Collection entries

· · ·

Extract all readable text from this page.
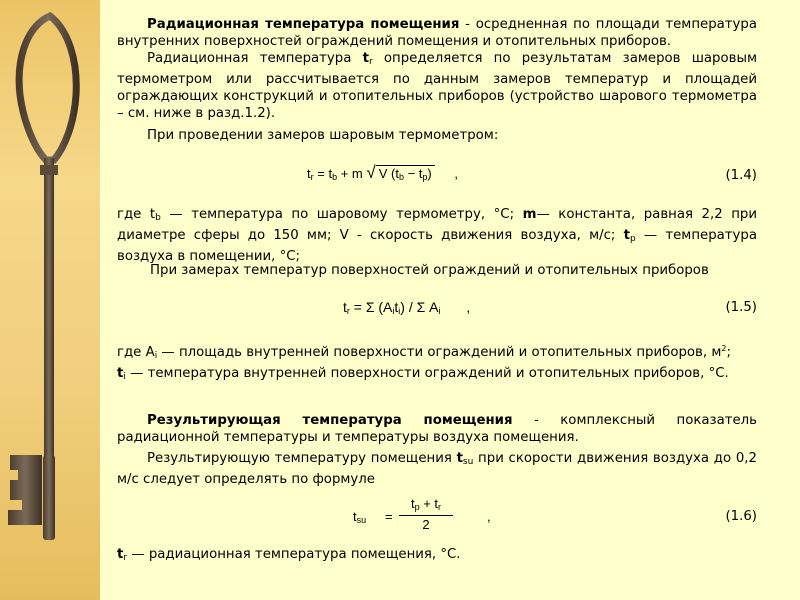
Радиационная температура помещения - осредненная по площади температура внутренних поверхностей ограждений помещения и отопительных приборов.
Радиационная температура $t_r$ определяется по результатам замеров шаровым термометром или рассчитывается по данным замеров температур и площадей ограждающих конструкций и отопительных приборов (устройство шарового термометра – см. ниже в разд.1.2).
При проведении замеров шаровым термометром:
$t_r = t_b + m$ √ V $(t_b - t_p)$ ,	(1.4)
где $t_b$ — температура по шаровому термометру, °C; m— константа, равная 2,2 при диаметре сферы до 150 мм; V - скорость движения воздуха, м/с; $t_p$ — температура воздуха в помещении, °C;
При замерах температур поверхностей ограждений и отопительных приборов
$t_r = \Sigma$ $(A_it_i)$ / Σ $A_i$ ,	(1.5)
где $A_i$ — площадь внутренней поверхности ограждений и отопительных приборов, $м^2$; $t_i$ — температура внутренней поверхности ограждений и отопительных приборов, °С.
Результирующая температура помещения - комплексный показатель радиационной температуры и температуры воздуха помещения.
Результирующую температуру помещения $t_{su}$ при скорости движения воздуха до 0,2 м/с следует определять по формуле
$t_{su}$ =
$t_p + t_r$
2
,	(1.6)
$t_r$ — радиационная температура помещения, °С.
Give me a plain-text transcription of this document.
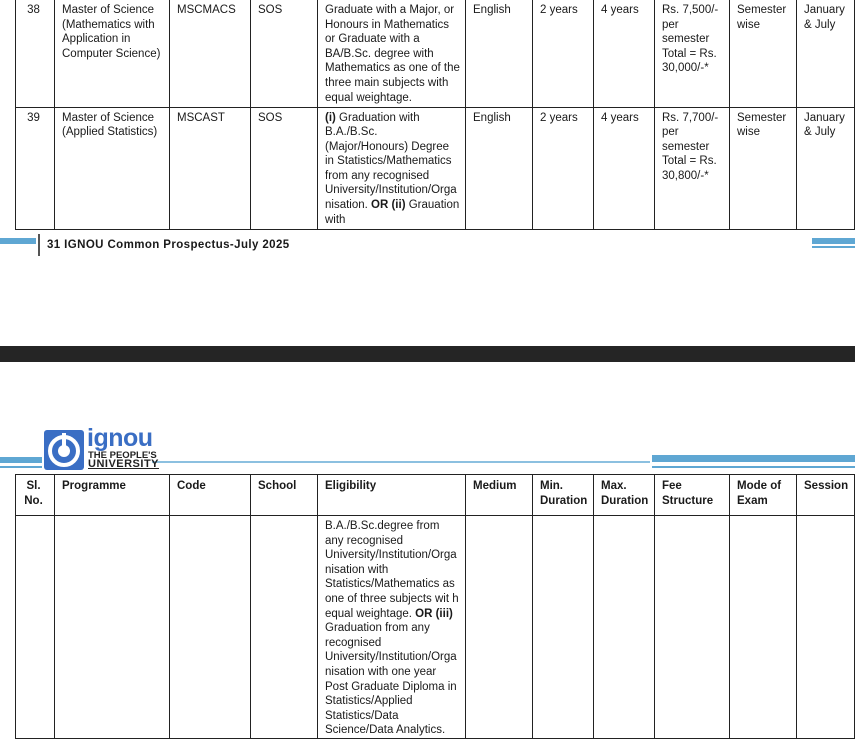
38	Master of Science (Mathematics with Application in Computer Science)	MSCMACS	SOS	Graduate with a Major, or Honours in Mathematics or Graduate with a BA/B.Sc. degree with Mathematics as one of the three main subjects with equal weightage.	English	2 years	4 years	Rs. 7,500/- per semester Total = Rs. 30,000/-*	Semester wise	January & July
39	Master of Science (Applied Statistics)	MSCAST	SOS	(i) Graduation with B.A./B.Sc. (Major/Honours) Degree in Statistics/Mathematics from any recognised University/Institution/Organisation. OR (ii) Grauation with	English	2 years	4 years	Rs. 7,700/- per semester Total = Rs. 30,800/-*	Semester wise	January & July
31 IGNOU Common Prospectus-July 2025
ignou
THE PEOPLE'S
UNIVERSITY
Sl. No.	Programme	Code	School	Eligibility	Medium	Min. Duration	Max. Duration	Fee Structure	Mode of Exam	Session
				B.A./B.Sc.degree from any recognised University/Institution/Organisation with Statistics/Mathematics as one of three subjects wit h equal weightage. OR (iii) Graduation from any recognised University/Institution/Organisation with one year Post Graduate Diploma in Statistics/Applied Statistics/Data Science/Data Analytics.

· · ·

__What is needed__
Pictures stay out; repeat all the rest of the records exactly.

__Output below__
Extract all readable text from this page.
Радиационная температура помещения - осредненная по площади температура внутренних поверхностей ограждений помещения и отопительных приборов.
Радиационная температура $t_r$ определяется по результатам замеров шаровым термометром или рассчитывается по данным замеров температур и площадей ограждающих конструкций и отопительных приборов (устройство шарового термометра – см. ниже в разд.1.2).
При проведении замеров шаровым термометром:
$t_r = t_b + m$ √ V $(t_b - t_p)$ ,	(1.4)
где $t_b$ — температура по шаровому термометру, °C; m— константа, равная 2,2 при диаметре сферы до 150 мм; V - скорость движения воздуха, м/с; $t_p$ — температура воздуха в помещении, °C;
При замерах температур поверхностей ограждений и отопительных приборов
$t_r = \Sigma$ $(A_it_i)$ / Σ $A_i$ ,	(1.5)
где $A_i$ — площадь внутренней поверхности ограждений и отопительных приборов, $м^2$; $t_i$ — температура внутренней поверхности ограждений и отопительных приборов, °С.
Результирующая температура помещения - комплексный показатель радиационной температуры и температуры воздуха помещения.
Результирующую температуру помещения $t_{su}$ при скорости движения воздуха до 0,2 м/с следует определять по формуле
$t_{su}$ =
$t_p + t_r$
2
,	(1.6)
$t_r$ — радиационная температура помещения, °С.
Give me a plain-text transcription of this document.
38	Master of Science (Mathematics with Application in Computer Science)	MSCMACS	SOS	Graduate with a Major, or Honours in Mathematics or Graduate with a BA/B.Sc. degree with Mathematics as one of the three main subjects with equal weightage.	English	2 years	4 years	Rs. 7,500/- per semester Total = Rs. 30,000/-*	Semester wise	January & July
39	Master of Science (Applied Statistics)	MSCAST	SOS	(i) Graduation with B.A./B.Sc. (Major/Honours) Degree in Statistics/Mathematics from any recognised University/Institution/Organisation. OR (ii) Grauation with	English	2 years	4 years	Rs. 7,700/- per semester Total = Rs. 30,800/-*	Semester wise	January & July
31 IGNOU Common Prospectus-July 2025
ignou
THE PEOPLE'S
UNIVERSITY
Sl. No.	Programme	Code	School	Eligibility	Medium	Min. Duration	Max. Duration	Fee Structure	Mode of Exam	Session
				B.A./B.Sc.degree from any recognised University/Institution/Organisation with Statistics/Mathematics as one of three subjects wit h equal weightage. OR (iii) Graduation from any recognised University/Institution/Organisation with one year Post Graduate Diploma in Statistics/Applied Statistics/Data Science/Data Analytics.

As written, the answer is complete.